WHAT NEEDS TO BE DONE: Please count the lines in the records below that contain the string "coating", with case counting, and give only that number.

RECORDS FOR THE EXERCISE:
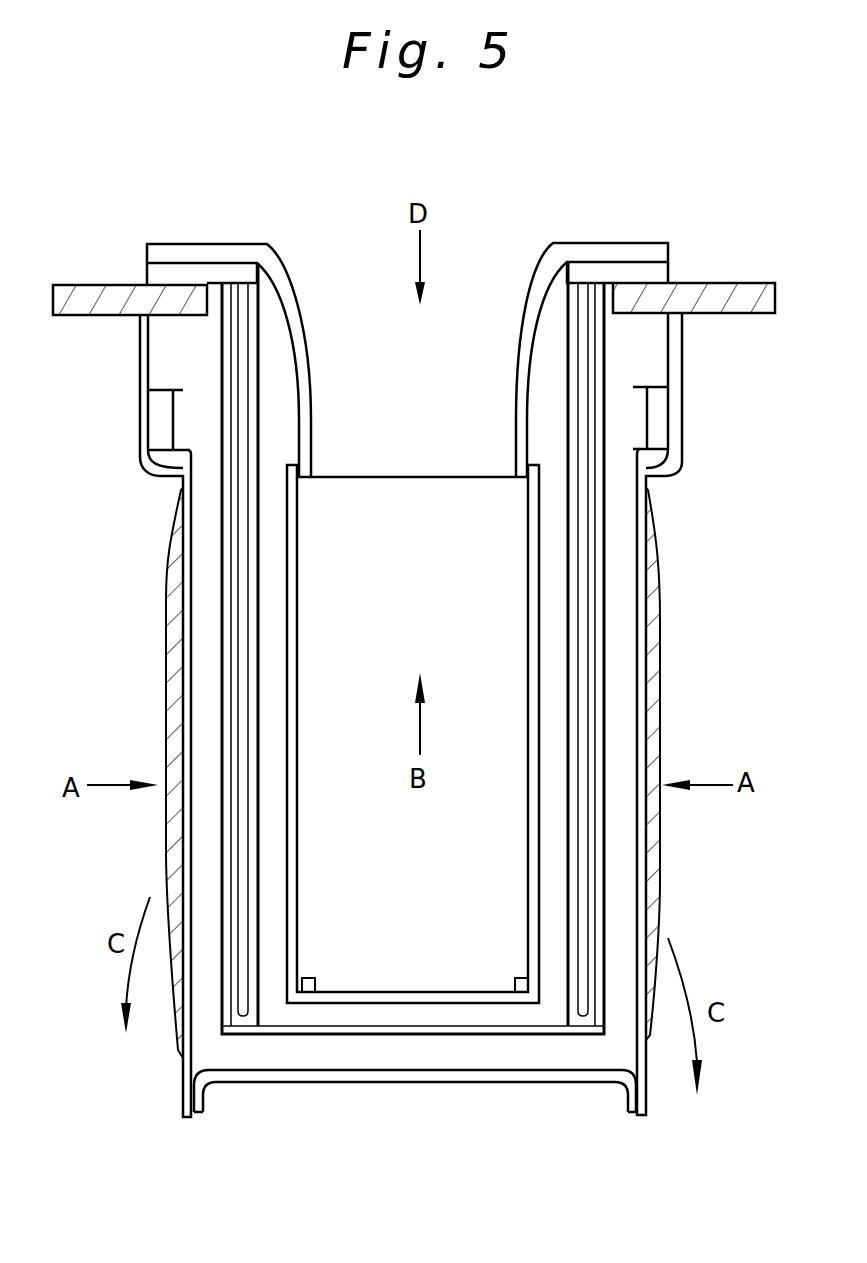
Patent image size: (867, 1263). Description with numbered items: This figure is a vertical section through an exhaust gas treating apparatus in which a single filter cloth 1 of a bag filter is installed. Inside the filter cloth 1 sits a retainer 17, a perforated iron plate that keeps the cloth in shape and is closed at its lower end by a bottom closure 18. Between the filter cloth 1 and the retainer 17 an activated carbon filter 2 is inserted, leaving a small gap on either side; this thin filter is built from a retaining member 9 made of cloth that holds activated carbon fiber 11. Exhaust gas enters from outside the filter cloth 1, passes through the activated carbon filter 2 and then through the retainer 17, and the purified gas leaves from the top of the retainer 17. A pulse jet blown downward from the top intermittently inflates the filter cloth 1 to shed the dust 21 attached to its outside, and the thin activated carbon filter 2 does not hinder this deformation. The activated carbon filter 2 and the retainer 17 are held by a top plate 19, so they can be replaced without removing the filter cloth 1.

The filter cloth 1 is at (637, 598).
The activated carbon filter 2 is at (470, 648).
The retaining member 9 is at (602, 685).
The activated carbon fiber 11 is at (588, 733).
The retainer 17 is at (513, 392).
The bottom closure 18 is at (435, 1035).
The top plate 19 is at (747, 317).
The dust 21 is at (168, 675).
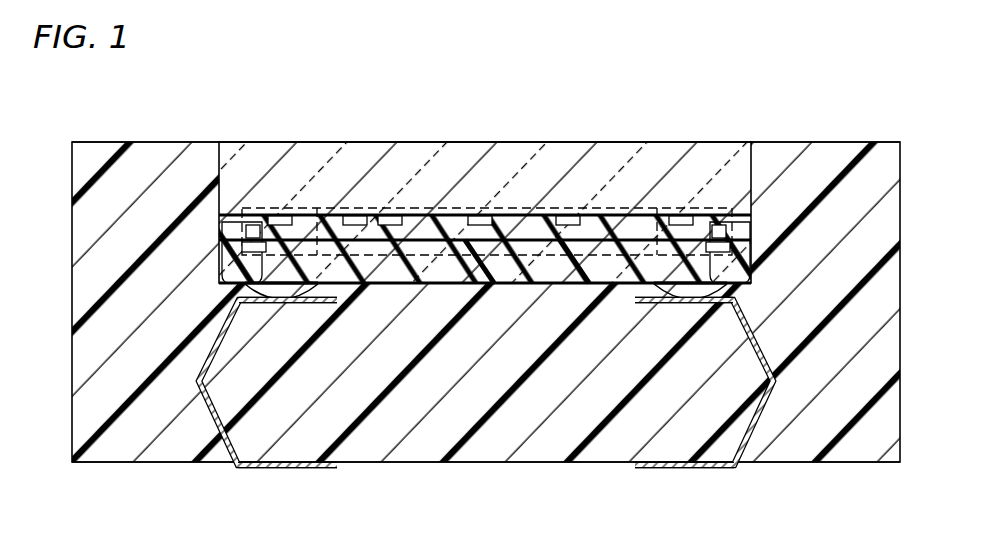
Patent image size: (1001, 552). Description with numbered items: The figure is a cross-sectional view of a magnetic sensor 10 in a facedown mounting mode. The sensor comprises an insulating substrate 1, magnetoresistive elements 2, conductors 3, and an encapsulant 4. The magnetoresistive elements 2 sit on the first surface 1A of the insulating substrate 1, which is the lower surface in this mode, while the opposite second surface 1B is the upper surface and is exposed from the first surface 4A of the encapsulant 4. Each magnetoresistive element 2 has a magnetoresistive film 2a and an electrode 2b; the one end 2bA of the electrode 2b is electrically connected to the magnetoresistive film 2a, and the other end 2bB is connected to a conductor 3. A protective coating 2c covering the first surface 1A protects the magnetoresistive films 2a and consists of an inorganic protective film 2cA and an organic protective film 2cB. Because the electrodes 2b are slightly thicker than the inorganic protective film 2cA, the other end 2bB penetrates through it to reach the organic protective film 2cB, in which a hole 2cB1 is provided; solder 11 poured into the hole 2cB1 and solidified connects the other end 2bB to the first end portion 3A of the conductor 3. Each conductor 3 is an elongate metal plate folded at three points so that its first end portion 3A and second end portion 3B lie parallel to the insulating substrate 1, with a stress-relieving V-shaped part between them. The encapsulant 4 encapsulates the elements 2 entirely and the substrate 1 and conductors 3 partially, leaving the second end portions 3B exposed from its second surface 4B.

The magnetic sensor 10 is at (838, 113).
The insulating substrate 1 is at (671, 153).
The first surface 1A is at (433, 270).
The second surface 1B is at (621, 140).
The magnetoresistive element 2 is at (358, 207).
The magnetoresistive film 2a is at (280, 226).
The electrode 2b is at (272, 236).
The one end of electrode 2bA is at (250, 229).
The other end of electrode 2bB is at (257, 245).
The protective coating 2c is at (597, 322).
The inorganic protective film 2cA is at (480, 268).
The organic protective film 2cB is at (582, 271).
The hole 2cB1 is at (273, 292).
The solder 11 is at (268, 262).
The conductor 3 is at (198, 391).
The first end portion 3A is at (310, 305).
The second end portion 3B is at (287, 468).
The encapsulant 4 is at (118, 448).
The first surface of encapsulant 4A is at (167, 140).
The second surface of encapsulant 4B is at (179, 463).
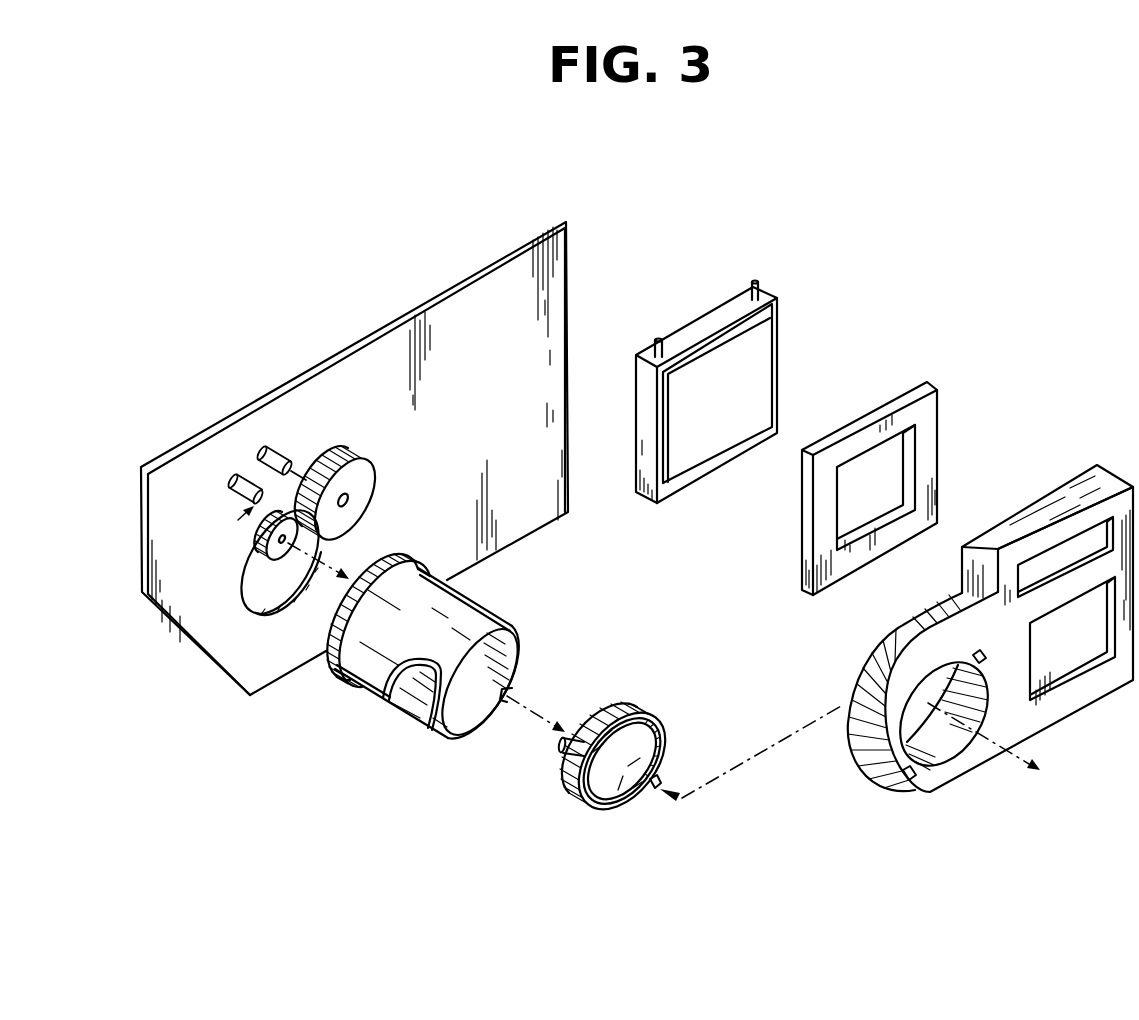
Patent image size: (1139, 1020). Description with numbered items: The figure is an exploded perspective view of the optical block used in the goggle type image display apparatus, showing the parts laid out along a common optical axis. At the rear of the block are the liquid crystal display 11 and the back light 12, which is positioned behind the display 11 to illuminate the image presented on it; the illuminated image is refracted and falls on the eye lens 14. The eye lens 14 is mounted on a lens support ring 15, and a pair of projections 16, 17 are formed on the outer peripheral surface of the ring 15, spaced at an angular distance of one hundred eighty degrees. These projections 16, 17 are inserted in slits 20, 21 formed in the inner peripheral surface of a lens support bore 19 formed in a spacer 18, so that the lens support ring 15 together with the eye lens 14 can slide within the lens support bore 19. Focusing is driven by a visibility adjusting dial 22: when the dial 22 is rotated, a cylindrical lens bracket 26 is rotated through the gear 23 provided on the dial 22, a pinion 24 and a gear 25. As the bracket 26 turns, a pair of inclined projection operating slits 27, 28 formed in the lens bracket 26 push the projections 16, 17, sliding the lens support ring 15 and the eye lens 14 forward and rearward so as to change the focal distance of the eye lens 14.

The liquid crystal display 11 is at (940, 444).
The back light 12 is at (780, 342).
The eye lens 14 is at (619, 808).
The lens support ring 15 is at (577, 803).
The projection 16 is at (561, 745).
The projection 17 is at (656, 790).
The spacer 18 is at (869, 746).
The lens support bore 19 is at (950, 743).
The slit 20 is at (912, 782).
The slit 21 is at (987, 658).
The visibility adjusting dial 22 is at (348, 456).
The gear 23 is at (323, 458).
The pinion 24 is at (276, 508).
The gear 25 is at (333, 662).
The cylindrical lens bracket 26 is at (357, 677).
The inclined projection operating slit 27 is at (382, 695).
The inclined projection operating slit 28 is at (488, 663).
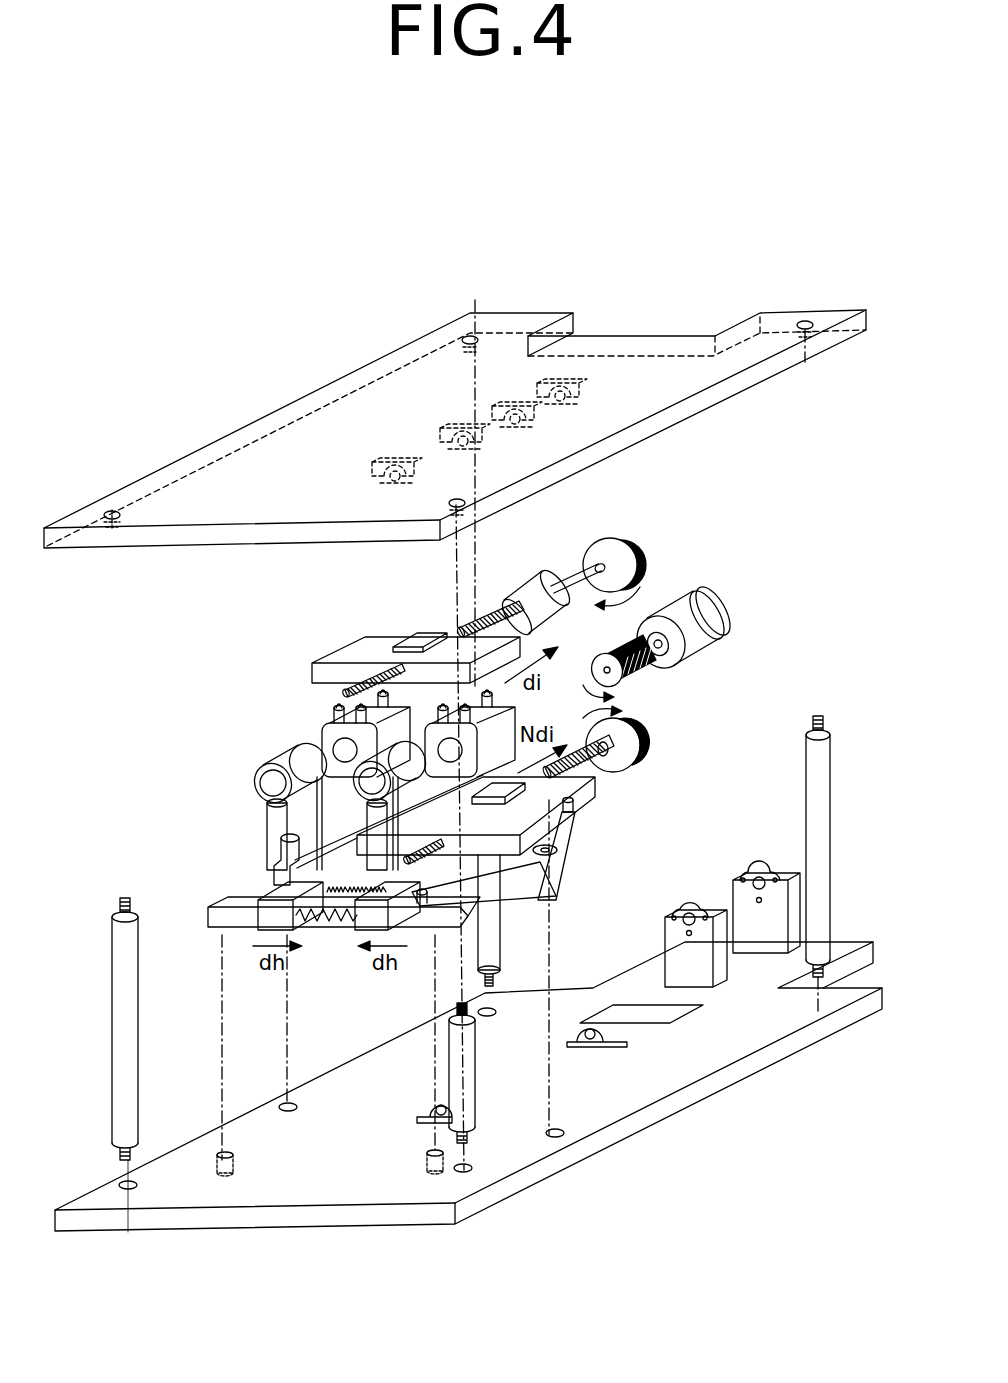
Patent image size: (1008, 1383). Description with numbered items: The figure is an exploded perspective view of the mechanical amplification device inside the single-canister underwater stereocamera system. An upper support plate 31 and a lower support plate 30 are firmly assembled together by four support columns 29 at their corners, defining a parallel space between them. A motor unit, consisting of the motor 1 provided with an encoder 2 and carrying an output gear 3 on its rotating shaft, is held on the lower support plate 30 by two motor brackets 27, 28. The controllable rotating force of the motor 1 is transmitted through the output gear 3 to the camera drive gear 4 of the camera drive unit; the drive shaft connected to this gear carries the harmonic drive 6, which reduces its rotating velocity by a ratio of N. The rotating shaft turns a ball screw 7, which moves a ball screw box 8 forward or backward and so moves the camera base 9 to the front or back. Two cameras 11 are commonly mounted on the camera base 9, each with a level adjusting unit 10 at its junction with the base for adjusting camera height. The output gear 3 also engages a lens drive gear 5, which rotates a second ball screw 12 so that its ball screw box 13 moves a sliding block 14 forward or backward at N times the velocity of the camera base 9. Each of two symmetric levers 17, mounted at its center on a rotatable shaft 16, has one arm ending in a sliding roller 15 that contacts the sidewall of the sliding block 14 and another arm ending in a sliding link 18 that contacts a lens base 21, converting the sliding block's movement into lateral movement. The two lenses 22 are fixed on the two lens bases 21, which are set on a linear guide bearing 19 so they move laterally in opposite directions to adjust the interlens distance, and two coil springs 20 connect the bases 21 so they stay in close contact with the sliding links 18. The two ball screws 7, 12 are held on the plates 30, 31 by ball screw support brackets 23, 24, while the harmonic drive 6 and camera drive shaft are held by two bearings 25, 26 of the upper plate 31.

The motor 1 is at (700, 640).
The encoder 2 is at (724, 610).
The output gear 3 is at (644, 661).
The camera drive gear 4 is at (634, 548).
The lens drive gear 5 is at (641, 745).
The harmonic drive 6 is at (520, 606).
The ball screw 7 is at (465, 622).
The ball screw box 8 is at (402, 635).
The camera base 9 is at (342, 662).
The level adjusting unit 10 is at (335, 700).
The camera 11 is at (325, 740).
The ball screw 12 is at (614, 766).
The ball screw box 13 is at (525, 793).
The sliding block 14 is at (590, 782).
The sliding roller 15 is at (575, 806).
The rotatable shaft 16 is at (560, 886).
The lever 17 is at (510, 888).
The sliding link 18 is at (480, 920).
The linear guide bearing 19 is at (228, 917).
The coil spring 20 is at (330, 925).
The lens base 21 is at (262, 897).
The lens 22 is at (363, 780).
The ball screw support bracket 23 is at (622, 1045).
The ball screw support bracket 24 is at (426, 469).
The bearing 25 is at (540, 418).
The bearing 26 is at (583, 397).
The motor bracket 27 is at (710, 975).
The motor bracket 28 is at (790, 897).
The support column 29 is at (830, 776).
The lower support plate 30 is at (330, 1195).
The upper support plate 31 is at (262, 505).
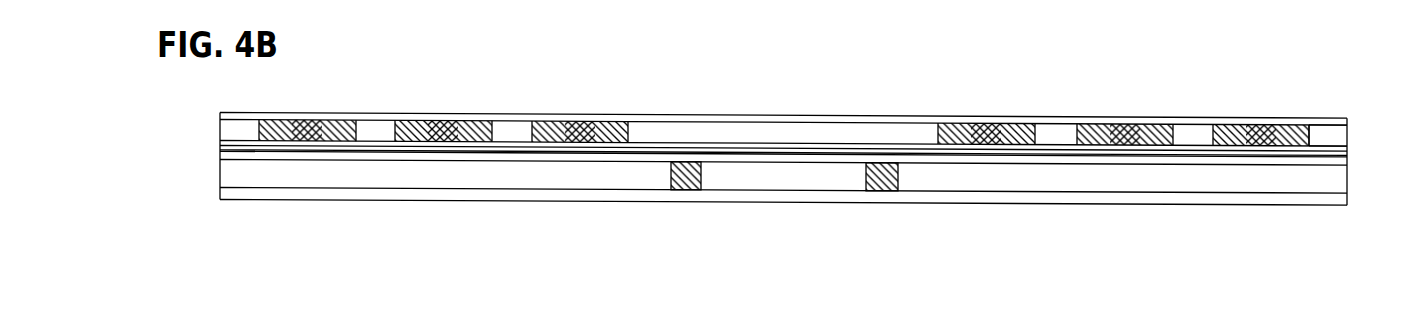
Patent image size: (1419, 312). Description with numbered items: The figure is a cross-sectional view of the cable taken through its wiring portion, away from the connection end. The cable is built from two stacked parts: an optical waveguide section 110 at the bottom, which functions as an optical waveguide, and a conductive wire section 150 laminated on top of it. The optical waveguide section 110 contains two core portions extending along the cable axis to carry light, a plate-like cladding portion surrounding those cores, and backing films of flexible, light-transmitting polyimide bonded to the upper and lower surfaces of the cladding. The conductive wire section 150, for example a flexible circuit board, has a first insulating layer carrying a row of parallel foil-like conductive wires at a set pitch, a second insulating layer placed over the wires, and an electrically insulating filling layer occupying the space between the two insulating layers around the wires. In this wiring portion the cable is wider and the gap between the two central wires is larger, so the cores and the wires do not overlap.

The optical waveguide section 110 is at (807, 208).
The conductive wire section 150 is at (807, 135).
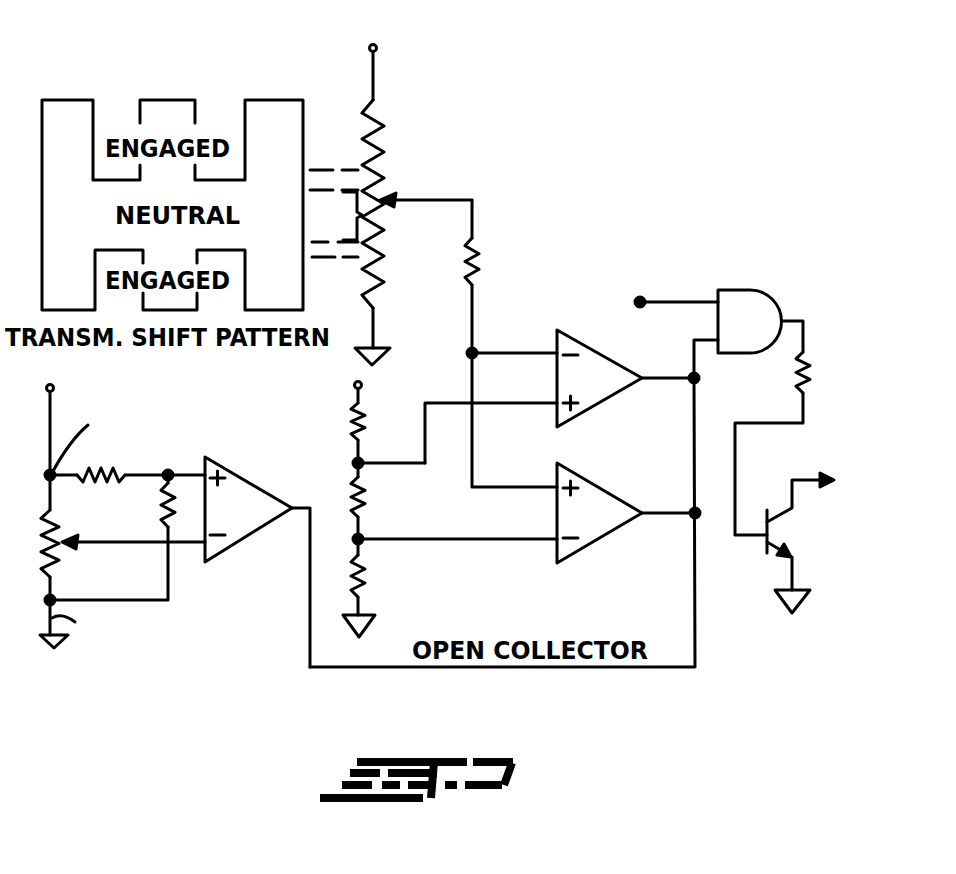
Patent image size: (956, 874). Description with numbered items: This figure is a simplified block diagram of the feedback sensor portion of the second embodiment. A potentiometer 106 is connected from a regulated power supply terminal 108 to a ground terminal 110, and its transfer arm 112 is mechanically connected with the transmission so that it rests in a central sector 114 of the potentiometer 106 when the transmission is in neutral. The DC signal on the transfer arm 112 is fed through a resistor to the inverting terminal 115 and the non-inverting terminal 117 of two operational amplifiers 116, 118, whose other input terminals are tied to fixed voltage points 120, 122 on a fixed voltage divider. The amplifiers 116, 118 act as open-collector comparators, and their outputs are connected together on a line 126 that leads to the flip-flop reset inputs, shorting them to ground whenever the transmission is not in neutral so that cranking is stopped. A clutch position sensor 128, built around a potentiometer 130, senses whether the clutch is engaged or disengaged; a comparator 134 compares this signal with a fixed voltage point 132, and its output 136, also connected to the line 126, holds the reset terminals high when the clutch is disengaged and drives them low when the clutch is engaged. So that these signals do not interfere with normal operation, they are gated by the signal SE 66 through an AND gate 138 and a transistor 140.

COMPLETED TASK: 2